Data for this task:
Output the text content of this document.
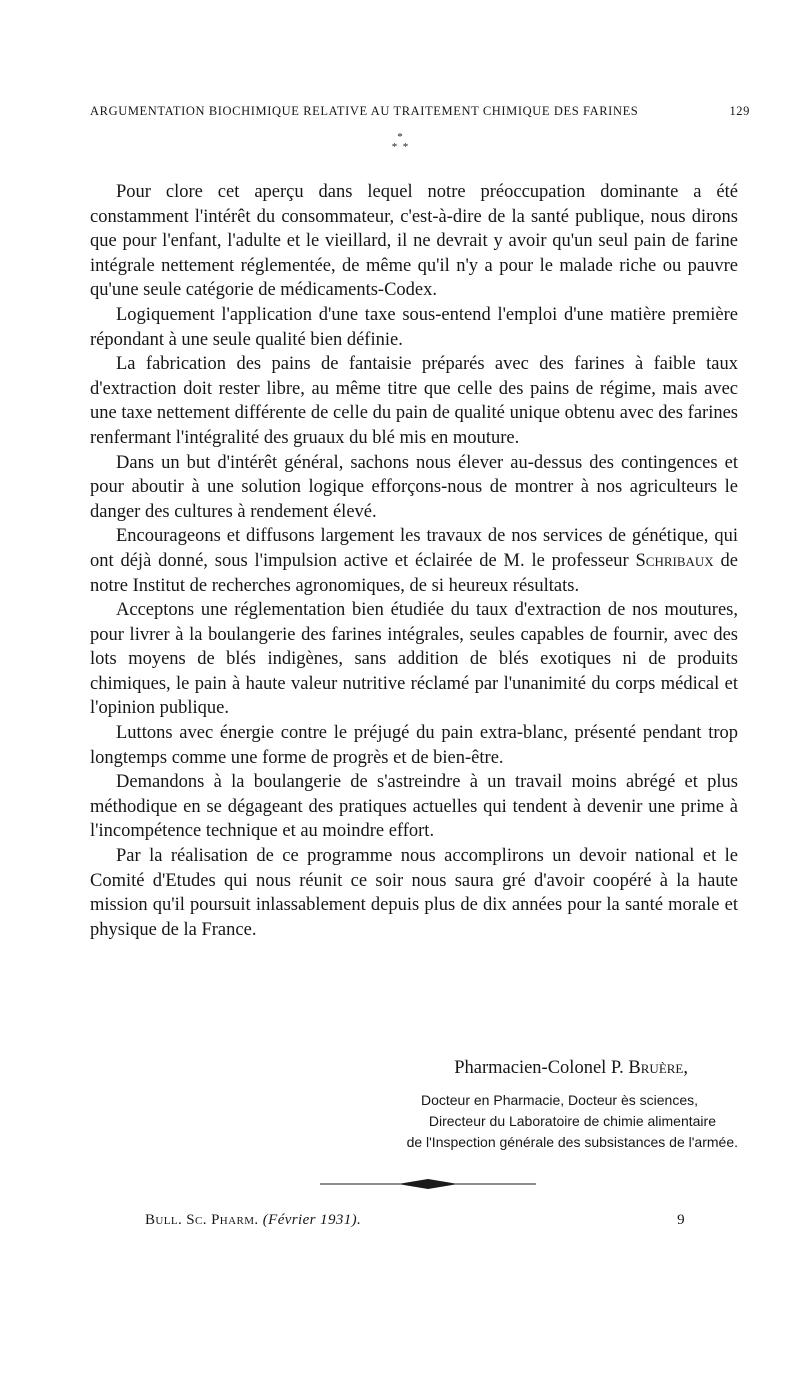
ARGUMENTATION BIOCHIMIQUE RELATIVE AU TRAITEMENT CHIMIQUE DES FARINES	129
*
*  *

Pour clore cet aperçu dans lequel notre préoccupation dominante a été constamment l'intérêt du consommateur, c'est-à-dire de la santé publique, nous dirons que pour l'enfant, l'adulte et le vieillard, il ne devrait y avoir qu'un seul pain de farine intégrale nettement réglementée, de même qu'il n'y a pour le malade riche ou pauvre qu'une seule catégorie de médicaments-Codex.

Logiquement l'application d'une taxe sous-entend l'emploi d'une matière première répondant à une seule qualité bien définie.

La fabrication des pains de fantaisie préparés avec des farines à faible taux d'extraction doit rester libre, au même titre que celle des pains de régime, mais avec une taxe nettement différente de celle du pain de qualité unique obtenu avec des farines renfermant l'intégralité des gruaux du blé mis en mouture.

Dans un but d'intérêt général, sachons nous élever au-dessus des contingences et pour aboutir à une solution logique efforçons-nous de montrer à nos agriculteurs le danger des cultures à rendement élevé.

Encourageons et diffusons largement les travaux de nos services de génétique, qui ont déjà donné, sous l'impulsion active et éclairée de M. le professeur Schribaux de notre Institut de recherches agronomiques, de si heureux résultats.

Acceptons une réglementation bien étudiée du taux d'extraction de nos moutures, pour livrer à la boulangerie des farines intégrales, seules capables de fournir, avec des lots moyens de blés indigènes, sans addition de blés exotiques ni de produits chimiques, le pain à haute valeur nutritive réclamé par l'unanimité du corps médical et l'opinion publique.

Luttons avec énergie contre le préjugé du pain extra-blanc, présenté pendant trop longtemps comme une forme de progrès et de bien-être.

Demandons à la boulangerie de s'astreindre à un travail moins abrégé et plus méthodique en se dégageant des pratiques actuelles qui tendent à devenir une prime à l'incompétence technique et au moindre effort.

Par la réalisation de ce programme nous accomplirons un devoir national et le Comité d'Etudes qui nous réunit ce soir nous saura gré d'avoir coopéré à la haute mission qu'il poursuit inlassablement depuis plus de dix années pour la santé morale et physique de la France.

Pharmacien-Colonel P. Bruère,
Docteur en Pharmacie, Docteur ès sciences,
Directeur du Laboratoire de chimie alimentaire
de l'Inspection générale des subsistances de l'armée.
Bull. Sc. Pharm. (Février 1931).	9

What is expected:
Print all entries exactly. The images do not belong in the copy.

Result:
Output the text content of this document.
ARGUMENTATION BIOCHIMIQUE RELATIVE AU TRAITEMENT CHIMIQUE DES FARINES	129
*
*  *

Pour clore cet aperçu dans lequel notre préoccupation dominante a été constamment l'intérêt du consommateur, c'est-à-dire de la santé publique, nous dirons que pour l'enfant, l'adulte et le vieillard, il ne devrait y avoir qu'un seul pain de farine intégrale nettement réglementée, de même qu'il n'y a pour le malade riche ou pauvre qu'une seule catégorie de médicaments-Codex.

Logiquement l'application d'une taxe sous-entend l'emploi d'une matière première répondant à une seule qualité bien définie.

La fabrication des pains de fantaisie préparés avec des farines à faible taux d'extraction doit rester libre, au même titre que celle des pains de régime, mais avec une taxe nettement différente de celle du pain de qualité unique obtenu avec des farines renfermant l'intégralité des gruaux du blé mis en mouture.

Dans un but d'intérêt général, sachons nous élever au-dessus des contingences et pour aboutir à une solution logique efforçons-nous de montrer à nos agriculteurs le danger des cultures à rendement élevé.

Encourageons et diffusons largement les travaux de nos services de génétique, qui ont déjà donné, sous l'impulsion active et éclairée de M. le professeur Schribaux de notre Institut de recherches agronomiques, de si heureux résultats.

Acceptons une réglementation bien étudiée du taux d'extraction de nos moutures, pour livrer à la boulangerie des farines intégrales, seules capables de fournir, avec des lots moyens de blés indigènes, sans addition de blés exotiques ni de produits chimiques, le pain à haute valeur nutritive réclamé par l'unanimité du corps médical et l'opinion publique.

Luttons avec énergie contre le préjugé du pain extra-blanc, présenté pendant trop longtemps comme une forme de progrès et de bien-être.

Demandons à la boulangerie de s'astreindre à un travail moins abrégé et plus méthodique en se dégageant des pratiques actuelles qui tendent à devenir une prime à l'incompétence technique et au moindre effort.

Par la réalisation de ce programme nous accomplirons un devoir national et le Comité d'Etudes qui nous réunit ce soir nous saura gré d'avoir coopéré à la haute mission qu'il poursuit inlassablement depuis plus de dix années pour la santé morale et physique de la France.

Pharmacien-Colonel P. Bruère,
Docteur en Pharmacie, Docteur ès sciences,
Directeur du Laboratoire de chimie alimentaire
de l'Inspection générale des subsistances de l'armée.
Bull. Sc. Pharm. (Février 1931).	9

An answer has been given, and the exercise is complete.